◆ **Problem details**:
Output the material exactly, but drop every image it holds.

◆ **Data for this exercise**:
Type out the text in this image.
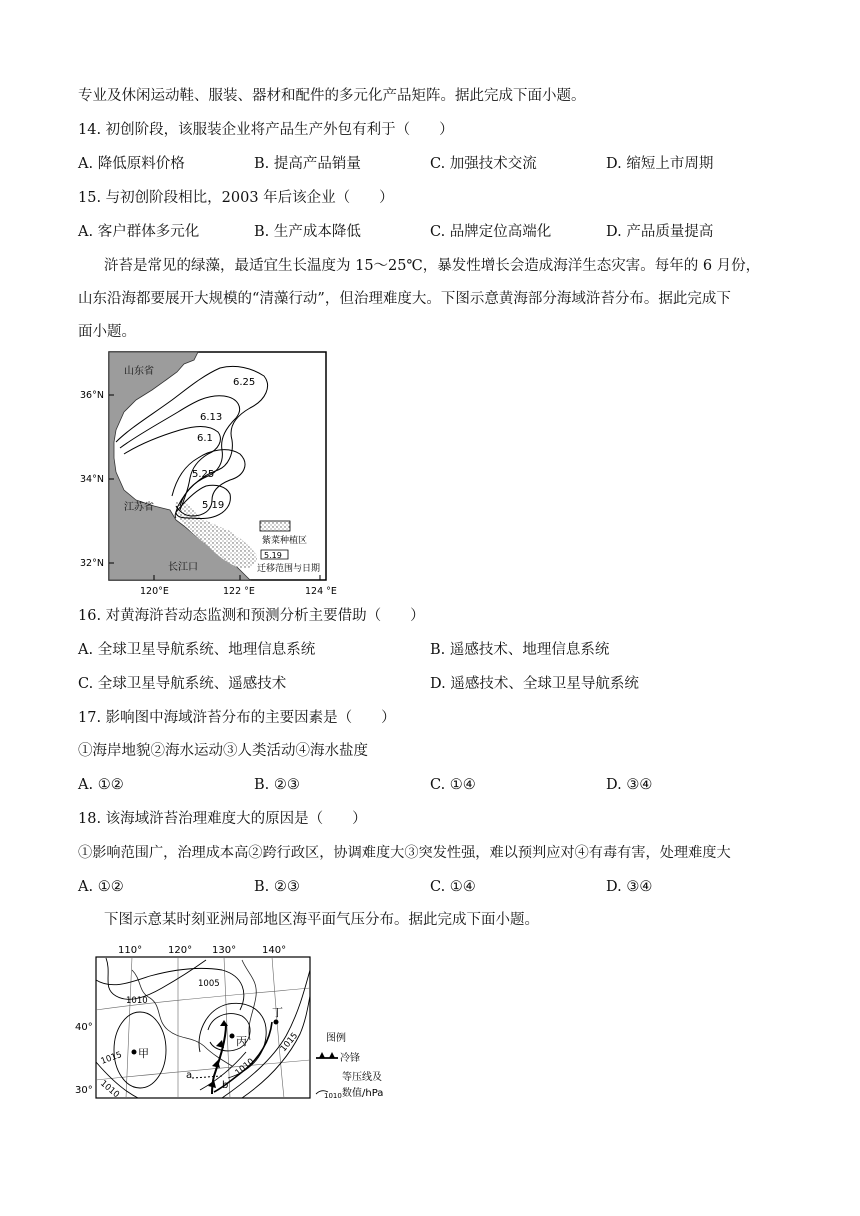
专业及休闲运动鞋、服装、器材和配件的多元化产品矩阵。据此完成下面小题。
14. 初创阶段，该服装企业将产品生产外包有利于（　　）
A. 降低原料价格	B. 提高产品销量	C. 加强技术交流	D. 缩短上市周期
15. 与初创阶段相比，2003 年后该企业（　　）
A. 客户群体多元化	B. 生产成本降低	C. 品牌定位高端化	D. 产品质量提高
浒苔是常见的绿藻，最适宜生长温度为 15～25℃，暴发性增长会造成海洋生态灾害。每年的 6 月份，
山东沿海都要展开大规模的“清藻行动”，但治理难度大。下图示意黄海部分海域浒苔分布。据此完成下
面小题。
6.25
6.13
6.1
5.25
5.19
山东省
江苏省
长江口
36°N
34°N
32°N
120°E	122 °E	124 °E
紫菜种植区
5.19
迁移范围与日期
16. 对黄海浒苔动态监测和预测分析主要借助（　　）
A. 全球卫星导航系统、地理信息系统	B. 遥感技术、地理信息系统
C. 全球卫星导航系统、遥感技术	D. 遥感技术、全球卫星导航系统
17. 影响图中海域浒苔分布的主要因素是（　　）
①海岸地貌②海水运动③人类活动④海水盐度
A. ①②	B. ②③	C. ①④	D. ③④
18. 该海域浒苔治理难度大的原因是（　　）
①影响范围广，治理成本高②跨行政区，协调难度大③突发性强，难以预判应对④有毒有害，处理难度大
A. ①②	B. ②③	C. ①④	D. ③④
下图示意某时刻亚洲局部地区海平面气压分布。据此完成下面小题。
110°	120° 130°	140°
40°
30°
1005
1010
1015
1010
1010
1015
甲
丙
丁
a
b
图例
冷锋
等压线及
1010 数值/hPa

◆ **Finished exercise**:
Type out the text in this image.
专业及休闲运动鞋、服装、器材和配件的多元化产品矩阵。据此完成下面小题。
14. 初创阶段，该服装企业将产品生产外包有利于（　　）
A. 降低原料价格	B. 提高产品销量	C. 加强技术交流	D. 缩短上市周期
15. 与初创阶段相比，2003 年后该企业（　　）
A. 客户群体多元化	B. 生产成本降低	C. 品牌定位高端化	D. 产品质量提高
浒苔是常见的绿藻，最适宜生长温度为 15～25℃，暴发性增长会造成海洋生态灾害。每年的 6 月份，
山东沿海都要展开大规模的“清藻行动”，但治理难度大。下图示意黄海部分海域浒苔分布。据此完成下
面小题。
6.25
6.13
6.1
5.25
5.19
山东省
江苏省
长江口
36°N
34°N
32°N
120°E	122 °E	124 °E
紫菜种植区
5.19
迁移范围与日期
16. 对黄海浒苔动态监测和预测分析主要借助（　　）
A. 全球卫星导航系统、地理信息系统	B. 遥感技术、地理信息系统
C. 全球卫星导航系统、遥感技术	D. 遥感技术、全球卫星导航系统
17. 影响图中海域浒苔分布的主要因素是（　　）
①海岸地貌②海水运动③人类活动④海水盐度
A. ①②	B. ②③	C. ①④	D. ③④
18. 该海域浒苔治理难度大的原因是（　　）
①影响范围广，治理成本高②跨行政区，协调难度大③突发性强，难以预判应对④有毒有害，处理难度大
A. ①②	B. ②③	C. ①④	D. ③④
下图示意某时刻亚洲局部地区海平面气压分布。据此完成下面小题。
110°	120° 130°	140°
40°
30°
1005
1010
1015
1010
1010
1015
甲
丙
丁
a
b
图例
冷锋
等压线及
1010 数值/hPa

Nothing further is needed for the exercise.